Pictures do not belong in the copy. Return all of the entries exactly.
======== INFORMATION PROVIDED ========
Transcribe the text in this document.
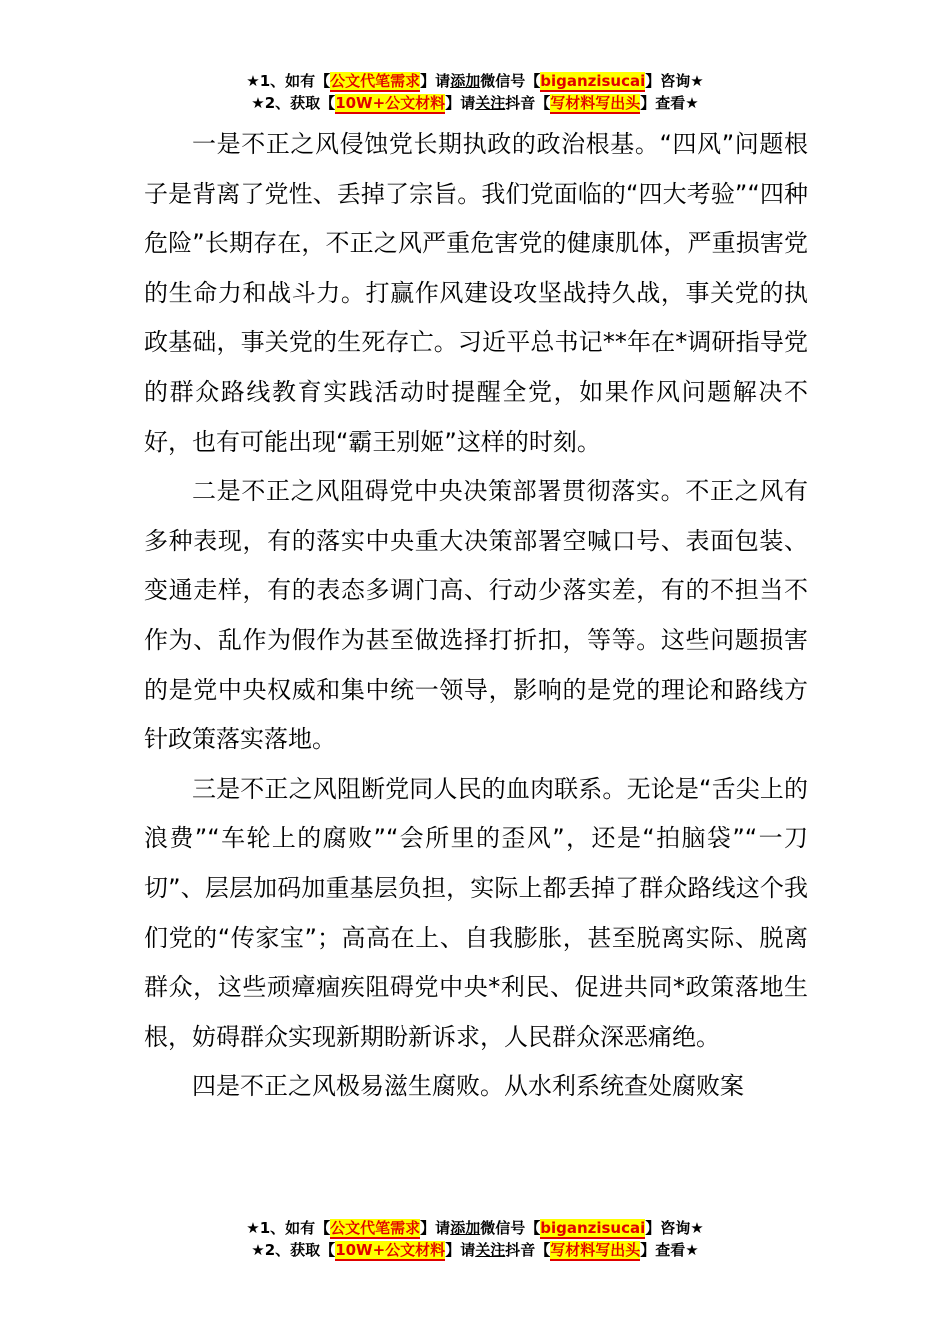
★1、如有【公文代笔需求】请添加微信号【biganzisucai】咨询★
★2、获取【10W+公文材料】请关注抖音【写材料写出头】查看★

一是不正之风侵蚀党长期执政的政治根基。“四风”问题根子是背离了党性、丢掉了宗旨。我们党面临的“四大考验”“四种危险”长期存在，不正之风严重危害党的健康肌体，严重损害党的生命力和战斗力。打赢作风建设攻坚战持久战，事关党的执政基础，事关党的生死存亡。习近平总书记**年在*调研指导党的群众路线教育实践活动时提醒全党，如果作风问题解决不好，也有可能出现“霸王别姬”这样的时刻。

二是不正之风阻碍党中央决策部署贯彻落实。不正之风有多种表现，有的落实中央重大决策部署空喊口号、表面包装、变通走样，有的表态多调门高、行动少落实差，有的不担当不作为、乱作为假作为甚至做选择打折扣，等等。这些问题损害的是党中央权威和集中统一领导，影响的是党的理论和路线方针政策落实落地。

三是不正之风阻断党同人民的血肉联系。无论是“舌尖上的浪费”“车轮上的腐败”“会所里的歪风”，还是“拍脑袋”“一刀切”、层层加码加重基层负担，实际上都丢掉了群众路线这个我们党的“传家宝”；高高在上、自我膨胀，甚至脱离实际、脱离群众，这些顽瘴痼疾阻碍党中央*利民、促进共同*政策落地生根，妨碍群众实现新期盼新诉求，人民群众深恶痛绝。

四是不正之风极易滋生腐败。从水利系统查处腐败案

★1、如有【公文代笔需求】请添加微信号【biganzisucai】咨询★
★2、获取【10W+公文材料】请关注抖音【写材料写出头】查看★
========
* SOLUTION FOR THIS EXERCISE *
Transcribe the text in this document.
★1、如有【公文代笔需求】请添加微信号【biganzisucai】咨询★
★2、获取【10W+公文材料】请关注抖音【写材料写出头】查看★

一是不正之风侵蚀党长期执政的政治根基。“四风”问题根子是背离了党性、丢掉了宗旨。我们党面临的“四大考验”“四种危险”长期存在，不正之风严重危害党的健康肌体，严重损害党的生命力和战斗力。打赢作风建设攻坚战持久战，事关党的执政基础，事关党的生死存亡。习近平总书记**年在*调研指导党的群众路线教育实践活动时提醒全党，如果作风问题解决不好，也有可能出现“霸王别姬”这样的时刻。

二是不正之风阻碍党中央决策部署贯彻落实。不正之风有多种表现，有的落实中央重大决策部署空喊口号、表面包装、变通走样，有的表态多调门高、行动少落实差，有的不担当不作为、乱作为假作为甚至做选择打折扣，等等。这些问题损害的是党中央权威和集中统一领导，影响的是党的理论和路线方针政策落实落地。

三是不正之风阻断党同人民的血肉联系。无论是“舌尖上的浪费”“车轮上的腐败”“会所里的歪风”，还是“拍脑袋”“一刀切”、层层加码加重基层负担，实际上都丢掉了群众路线这个我们党的“传家宝”；高高在上、自我膨胀，甚至脱离实际、脱离群众，这些顽瘴痼疾阻碍党中央*利民、促进共同*政策落地生根，妨碍群众实现新期盼新诉求，人民群众深恶痛绝。

四是不正之风极易滋生腐败。从水利系统查处腐败案

★1、如有【公文代笔需求】请添加微信号【biganzisucai】咨询★
★2、获取【10W+公文材料】请关注抖音【写材料写出头】查看★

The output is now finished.